Return the entries from the line containing "wig-area-layer [45, 85, 810, 469]" through the line containing "bar [626, 384, 644, 467]", both of those lines included, with every line reproduced unchanged.

Start of PROVIDED DATA

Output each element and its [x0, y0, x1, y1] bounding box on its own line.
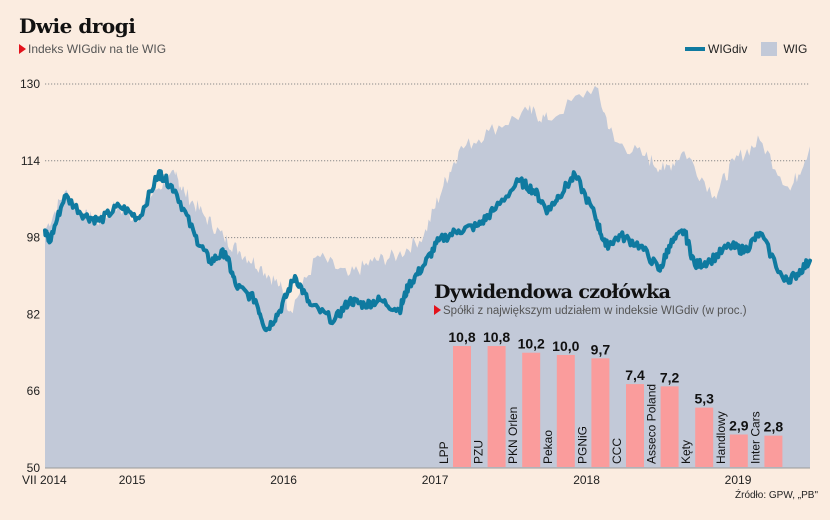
wig-area-layer [45, 85, 810, 469]
subtitle-text: Indeks WIGdiv na tle WIG [28, 42, 167, 56]
y-axis: 130 114 98 82 66 50 [20, 77, 40, 475]
legend-wigdiv-label: WIGdiv [708, 42, 748, 56]
wigdiv-line-layer [43, 169, 812, 333]
wigdiv-line [43, 169, 812, 333]
bar-category-label: CCC [610, 438, 624, 464]
bar [556, 354, 575, 467]
bar-value-label: 10,8 [448, 329, 475, 345]
triangle-marker-icon [434, 305, 441, 315]
bar [591, 358, 610, 467]
bar-value-label: 9,7 [591, 341, 611, 357]
bar-value-label: 10,8 [483, 329, 510, 345]
y-tick-label: 66 [27, 384, 41, 398]
bar-category-label: Inter Cars [748, 411, 762, 464]
y-tick-label: 50 [27, 461, 41, 475]
bar-category-label: LPP [437, 441, 451, 464]
bar-category-label: Kęty [679, 440, 693, 464]
bar [626, 384, 644, 467]
inset-subtitle-text: Spółki z największym udziałem w indeksie… [443, 305, 747, 317]
bar-category-label: Pekao [541, 430, 555, 464]
bar-value-label: 5,3 [694, 391, 714, 407]
y-tick-label: 82 [27, 307, 41, 321]
bar-value-label: 2,8 [764, 419, 784, 435]
bar [453, 346, 471, 467]
x-tick-label: 2015 [119, 473, 146, 487]
bar-category-label: Asseco Poland [645, 384, 659, 464]
y-tick-label: 114 [21, 154, 40, 168]
bar [660, 386, 679, 467]
x-tick-label: 2016 [270, 473, 297, 487]
x-tick-label: 2019 [725, 473, 752, 487]
bar [729, 434, 748, 467]
inset-chart-title: Dywidendowa czołówka [434, 281, 671, 303]
bar [695, 407, 714, 467]
y-tick-label: 130 [20, 77, 40, 91]
chart-subtitle: Indeks WIGdiv na tle WIG [19, 42, 166, 56]
bar-value-label: 2,9 [729, 418, 749, 434]
y-tick-label: 98 [27, 231, 41, 245]
triangle-marker-icon [19, 44, 26, 54]
x-axis: VII 2014 2015 2016 2017 2018 2019 [22, 467, 810, 487]
source-note: Źródło: GPW, „PB" [735, 490, 819, 501]
bar [487, 346, 506, 467]
bar-category-label: PZU [472, 440, 486, 464]
chart-title: Dwie drogi [19, 14, 136, 38]
legend-wig-label: WIG [783, 42, 808, 56]
legend-wig-swatch [761, 42, 778, 56]
bar-value-label: 10,2 [518, 336, 545, 352]
x-tick-label: VII 2014 [22, 473, 67, 487]
bar-chart-layer: 10,8 LPP 10,8 PZU 10,2 PKN Orlen 10,0 Pekao 9,7 P… [437, 329, 783, 467]
legend: WIGdiv WIG [685, 42, 807, 56]
bar [522, 352, 541, 467]
x-tick-label: 2018 [573, 473, 600, 487]
bar-category-label: PGNiG [575, 426, 589, 464]
bar [764, 435, 783, 467]
bar-value-label: 10,0 [552, 338, 579, 354]
bar-value-label: 7,4 [625, 367, 645, 383]
x-tick-label: 2017 [422, 473, 449, 487]
bar-value-label: 7,2 [660, 369, 680, 385]
legend-wigdiv-swatch [685, 47, 705, 51]
bar-category-label: Handlowy [714, 411, 728, 464]
bar-category-label: PKN Orlen [506, 407, 520, 464]
wig-area [45, 85, 810, 469]
inset-chart-subtitle: Spółki z największym udziałem w indeksie… [434, 305, 747, 317]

End of PROVIDED DATA

• **FINISHED ANSWER**
wig-area-layer [45, 85, 810, 469]
subtitle-text: Indeks WIGdiv na tle WIG [28, 42, 167, 56]
y-axis: 130 114 98 82 66 50 [20, 77, 40, 475]
legend-wigdiv-label: WIGdiv [708, 42, 748, 56]
wigdiv-line-layer [43, 169, 812, 333]
wigdiv-line [43, 169, 812, 333]
bar-category-label: CCC [610, 438, 624, 464]
bar [556, 354, 575, 467]
bar-value-label: 10,8 [448, 329, 475, 345]
triangle-marker-icon [434, 305, 441, 315]
bar [591, 358, 610, 467]
bar-value-label: 9,7 [591, 341, 611, 357]
bar-value-label: 10,8 [483, 329, 510, 345]
y-tick-label: 66 [27, 384, 41, 398]
bar-category-label: Inter Cars [748, 411, 762, 464]
y-tick-label: 50 [27, 461, 41, 475]
bar-category-label: LPP [437, 441, 451, 464]
bar-category-label: Kęty [679, 440, 693, 464]
bar [626, 384, 644, 467]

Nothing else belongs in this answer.